=== DIRECTION ===
Reproduce the records that follow in full, excluding any picture they contain.

---*---

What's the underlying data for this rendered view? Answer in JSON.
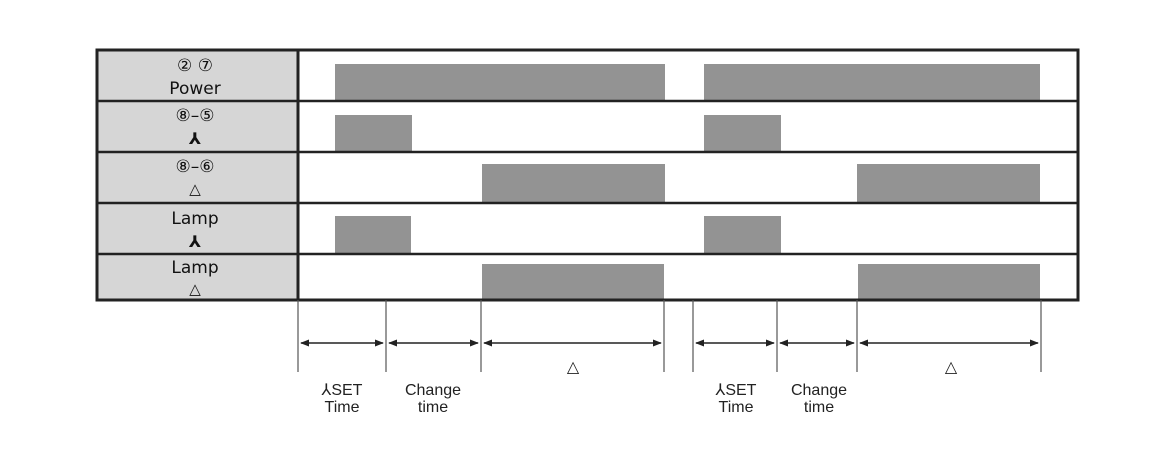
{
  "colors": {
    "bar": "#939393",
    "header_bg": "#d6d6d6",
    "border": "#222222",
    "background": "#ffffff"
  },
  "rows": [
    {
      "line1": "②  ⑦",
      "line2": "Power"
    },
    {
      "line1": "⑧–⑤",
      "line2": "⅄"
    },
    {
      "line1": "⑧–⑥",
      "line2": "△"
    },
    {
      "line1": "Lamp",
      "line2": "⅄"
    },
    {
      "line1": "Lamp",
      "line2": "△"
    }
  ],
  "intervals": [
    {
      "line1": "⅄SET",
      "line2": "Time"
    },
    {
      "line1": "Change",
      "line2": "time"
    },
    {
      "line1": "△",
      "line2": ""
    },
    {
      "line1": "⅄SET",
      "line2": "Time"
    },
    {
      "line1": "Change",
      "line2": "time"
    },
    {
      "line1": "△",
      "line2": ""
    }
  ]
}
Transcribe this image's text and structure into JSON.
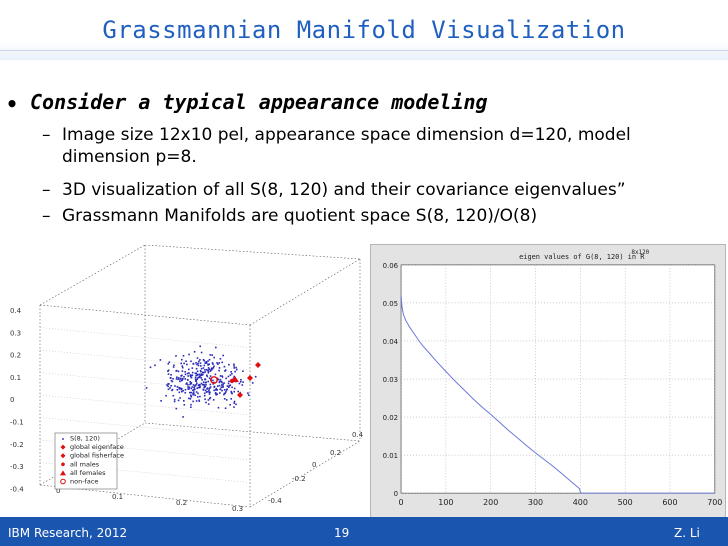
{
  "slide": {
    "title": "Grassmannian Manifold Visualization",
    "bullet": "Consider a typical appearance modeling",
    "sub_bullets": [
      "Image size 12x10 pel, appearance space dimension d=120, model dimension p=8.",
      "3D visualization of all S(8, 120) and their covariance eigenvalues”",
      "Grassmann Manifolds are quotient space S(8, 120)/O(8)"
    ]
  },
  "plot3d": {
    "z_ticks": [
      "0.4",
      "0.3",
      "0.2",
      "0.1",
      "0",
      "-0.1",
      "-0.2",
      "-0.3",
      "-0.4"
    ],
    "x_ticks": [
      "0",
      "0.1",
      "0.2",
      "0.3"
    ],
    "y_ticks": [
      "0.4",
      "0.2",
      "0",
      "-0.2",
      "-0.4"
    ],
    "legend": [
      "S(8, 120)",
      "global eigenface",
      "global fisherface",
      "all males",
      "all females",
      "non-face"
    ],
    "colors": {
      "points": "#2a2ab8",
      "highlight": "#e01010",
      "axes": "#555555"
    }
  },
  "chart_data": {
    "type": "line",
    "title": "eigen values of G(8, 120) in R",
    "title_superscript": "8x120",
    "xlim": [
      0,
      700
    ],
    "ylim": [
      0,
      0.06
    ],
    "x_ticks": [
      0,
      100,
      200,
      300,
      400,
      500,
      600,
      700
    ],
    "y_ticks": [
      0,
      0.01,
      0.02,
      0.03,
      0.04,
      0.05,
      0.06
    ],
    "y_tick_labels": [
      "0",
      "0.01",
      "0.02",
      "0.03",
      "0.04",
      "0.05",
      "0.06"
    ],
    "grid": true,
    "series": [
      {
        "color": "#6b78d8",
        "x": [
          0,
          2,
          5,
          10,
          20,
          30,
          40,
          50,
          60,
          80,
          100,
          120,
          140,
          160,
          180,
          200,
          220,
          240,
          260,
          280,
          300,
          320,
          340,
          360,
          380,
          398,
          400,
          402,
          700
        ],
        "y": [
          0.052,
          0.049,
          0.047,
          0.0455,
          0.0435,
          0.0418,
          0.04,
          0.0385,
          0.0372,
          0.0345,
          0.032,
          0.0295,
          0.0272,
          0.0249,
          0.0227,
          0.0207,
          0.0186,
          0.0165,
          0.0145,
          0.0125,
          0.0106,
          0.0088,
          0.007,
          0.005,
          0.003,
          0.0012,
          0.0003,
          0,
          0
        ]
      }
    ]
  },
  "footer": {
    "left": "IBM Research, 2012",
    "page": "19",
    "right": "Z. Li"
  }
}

---*---

=== FULL OUTPUT ===
What's the underlying data for this rendered view? Answer in JSON.
{
  "colors": {
    "bar": "#939393",
    "header_bg": "#d6d6d6",
    "border": "#222222",
    "background": "#ffffff"
  },
  "rows": [
    {
      "line1": "②  ⑦",
      "line2": "Power"
    },
    {
      "line1": "⑧–⑤",
      "line2": "⅄"
    },
    {
      "line1": "⑧–⑥",
      "line2": "△"
    },
    {
      "line1": "Lamp",
      "line2": "⅄"
    },
    {
      "line1": "Lamp",
      "line2": "△"
    }
  ],
  "intervals": [
    {
      "line1": "⅄SET",
      "line2": "Time"
    },
    {
      "line1": "Change",
      "line2": "time"
    },
    {
      "line1": "△",
      "line2": ""
    },
    {
      "line1": "⅄SET",
      "line2": "Time"
    },
    {
      "line1": "Change",
      "line2": "time"
    },
    {
      "line1": "△",
      "line2": ""
    }
  ]
}
Transcribe this image's text and structure into JSON.
{
  "slide": {
    "title": "Grassmannian Manifold Visualization",
    "bullet": "Consider a typical appearance modeling",
    "sub_bullets": [
      "Image size 12x10 pel, appearance space dimension d=120, model dimension p=8.",
      "3D visualization of all S(8, 120) and their covariance eigenvalues”",
      "Grassmann Manifolds are quotient space S(8, 120)/O(8)"
    ]
  },
  "plot3d": {
    "z_ticks": [
      "0.4",
      "0.3",
      "0.2",
      "0.1",
      "0",
      "-0.1",
      "-0.2",
      "-0.3",
      "-0.4"
    ],
    "x_ticks": [
      "0",
      "0.1",
      "0.2",
      "0.3"
    ],
    "y_ticks": [
      "0.4",
      "0.2",
      "0",
      "-0.2",
      "-0.4"
    ],
    "legend": [
      "S(8, 120)",
      "global eigenface",
      "global fisherface",
      "all males",
      "all females",
      "non-face"
    ],
    "colors": {
      "points": "#2a2ab8",
      "highlight": "#e01010",
      "axes": "#555555"
    }
  },
  "chart_data": {
    "type": "line",
    "title": "eigen values of G(8, 120) in R",
    "title_superscript": "8x120",
    "xlim": [
      0,
      700
    ],
    "ylim": [
      0,
      0.06
    ],
    "x_ticks": [
      0,
      100,
      200,
      300,
      400,
      500,
      600,
      700
    ],
    "y_ticks": [
      0,
      0.01,
      0.02,
      0.03,
      0.04,
      0.05,
      0.06
    ],
    "y_tick_labels": [
      "0",
      "0.01",
      "0.02",
      "0.03",
      "0.04",
      "0.05",
      "0.06"
    ],
    "grid": true,
    "series": [
      {
        "color": "#6b78d8",
        "x": [
          0,
          2,
          5,
          10,
          20,
          30,
          40,
          50,
          60,
          80,
          100,
          120,
          140,
          160,
          180,
          200,
          220,
          240,
          260,
          280,
          300,
          320,
          340,
          360,
          380,
          398,
          400,
          402,
          700
        ],
        "y": [
          0.052,
          0.049,
          0.047,
          0.0455,
          0.0435,
          0.0418,
          0.04,
          0.0385,
          0.0372,
          0.0345,
          0.032,
          0.0295,
          0.0272,
          0.0249,
          0.0227,
          0.0207,
          0.0186,
          0.0165,
          0.0145,
          0.0125,
          0.0106,
          0.0088,
          0.007,
          0.005,
          0.003,
          0.0012,
          0.0003,
          0,
          0
        ]
      }
    ]
  },
  "footer": {
    "left": "IBM Research, 2012",
    "page": "19",
    "right": "Z. Li"
  }
}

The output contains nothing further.